- **Directive**: Print the listing below exactly.
---*---
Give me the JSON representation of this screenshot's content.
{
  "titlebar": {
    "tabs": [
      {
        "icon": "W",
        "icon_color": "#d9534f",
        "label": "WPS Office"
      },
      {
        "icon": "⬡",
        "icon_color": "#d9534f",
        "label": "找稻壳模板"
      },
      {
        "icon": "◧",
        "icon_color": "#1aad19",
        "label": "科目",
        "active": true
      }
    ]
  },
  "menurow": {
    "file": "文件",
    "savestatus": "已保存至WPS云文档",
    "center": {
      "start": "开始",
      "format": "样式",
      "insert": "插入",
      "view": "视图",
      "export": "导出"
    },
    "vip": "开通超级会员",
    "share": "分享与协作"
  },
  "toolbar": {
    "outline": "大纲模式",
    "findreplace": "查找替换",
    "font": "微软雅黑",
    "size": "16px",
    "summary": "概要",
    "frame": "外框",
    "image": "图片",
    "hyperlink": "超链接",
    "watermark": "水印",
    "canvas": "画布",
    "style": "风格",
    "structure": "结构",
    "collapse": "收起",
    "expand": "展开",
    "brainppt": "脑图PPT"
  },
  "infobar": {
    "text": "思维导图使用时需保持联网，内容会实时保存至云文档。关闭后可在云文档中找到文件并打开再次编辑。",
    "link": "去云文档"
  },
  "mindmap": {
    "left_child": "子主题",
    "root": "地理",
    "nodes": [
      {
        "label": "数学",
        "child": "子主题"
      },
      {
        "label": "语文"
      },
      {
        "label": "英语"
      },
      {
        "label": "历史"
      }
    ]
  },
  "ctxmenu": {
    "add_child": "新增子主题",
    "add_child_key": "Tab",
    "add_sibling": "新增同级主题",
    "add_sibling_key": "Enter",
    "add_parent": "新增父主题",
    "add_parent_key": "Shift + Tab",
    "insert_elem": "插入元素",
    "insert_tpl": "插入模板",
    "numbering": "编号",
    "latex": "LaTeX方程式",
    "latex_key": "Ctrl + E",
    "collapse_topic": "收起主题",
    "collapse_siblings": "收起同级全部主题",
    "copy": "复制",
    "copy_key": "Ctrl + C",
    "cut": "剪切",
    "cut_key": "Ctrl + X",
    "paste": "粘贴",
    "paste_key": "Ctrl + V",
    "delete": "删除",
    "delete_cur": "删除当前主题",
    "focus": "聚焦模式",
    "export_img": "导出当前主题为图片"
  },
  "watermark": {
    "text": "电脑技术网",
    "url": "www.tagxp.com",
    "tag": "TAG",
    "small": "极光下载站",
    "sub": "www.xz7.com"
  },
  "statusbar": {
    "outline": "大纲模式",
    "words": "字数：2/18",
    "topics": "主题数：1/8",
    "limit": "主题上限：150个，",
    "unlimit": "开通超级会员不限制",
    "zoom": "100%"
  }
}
---*---
- **Task solution**:
Give me the JSON representation of this screenshot's content.
{
  "titlebar": {
    "tabs": [
      {
        "icon": "W",
        "icon_color": "#d9534f",
        "label": "WPS Office"
      },
      {
        "icon": "⬡",
        "icon_color": "#d9534f",
        "label": "找稻壳模板"
      },
      {
        "icon": "◧",
        "icon_color": "#1aad19",
        "label": "科目",
        "active": true
      }
    ]
  },
  "menurow": {
    "file": "文件",
    "savestatus": "已保存至WPS云文档",
    "center": {
      "start": "开始",
      "format": "样式",
      "insert": "插入",
      "view": "视图",
      "export": "导出"
    },
    "vip": "开通超级会员",
    "share": "分享与协作"
  },
  "toolbar": {
    "outline": "大纲模式",
    "findreplace": "查找替换",
    "font": "微软雅黑",
    "size": "16px",
    "summary": "概要",
    "frame": "外框",
    "image": "图片",
    "hyperlink": "超链接",
    "watermark": "水印",
    "canvas": "画布",
    "style": "风格",
    "structure": "结构",
    "collapse": "收起",
    "expand": "展开",
    "brainppt": "脑图PPT"
  },
  "infobar": {
    "text": "思维导图使用时需保持联网，内容会实时保存至云文档。关闭后可在云文档中找到文件并打开再次编辑。",
    "link": "去云文档"
  },
  "mindmap": {
    "left_child": "子主题",
    "root": "地理",
    "nodes": [
      {
        "label": "数学",
        "child": "子主题"
      },
      {
        "label": "语文"
      },
      {
        "label": "英语"
      },
      {
        "label": "历史"
      }
    ]
  },
  "ctxmenu": {
    "add_child": "新增子主题",
    "add_child_key": "Tab",
    "add_sibling": "新增同级主题",
    "add_sibling_key": "Enter",
    "add_parent": "新增父主题",
    "add_parent_key": "Shift + Tab",
    "insert_elem": "插入元素",
    "insert_tpl": "插入模板",
    "numbering": "编号",
    "latex": "LaTeX方程式",
    "latex_key": "Ctrl + E",
    "collapse_topic": "收起主题",
    "collapse_siblings": "收起同级全部主题",
    "copy": "复制",
    "copy_key": "Ctrl + C",
    "cut": "剪切",
    "cut_key": "Ctrl + X",
    "paste": "粘贴",
    "paste_key": "Ctrl + V",
    "delete": "删除",
    "delete_cur": "删除当前主题",
    "focus": "聚焦模式",
    "export_img": "导出当前主题为图片"
  },
  "watermark": {
    "text": "电脑技术网",
    "url": "www.tagxp.com",
    "tag": "TAG",
    "small": "极光下载站",
    "sub": "www.xz7.com"
  },
  "statusbar": {
    "outline": "大纲模式",
    "words": "字数：2/18",
    "topics": "主题数：1/8",
    "limit": "主题上限：150个，",
    "unlimit": "开通超级会员不限制",
    "zoom": "100%"
  }
}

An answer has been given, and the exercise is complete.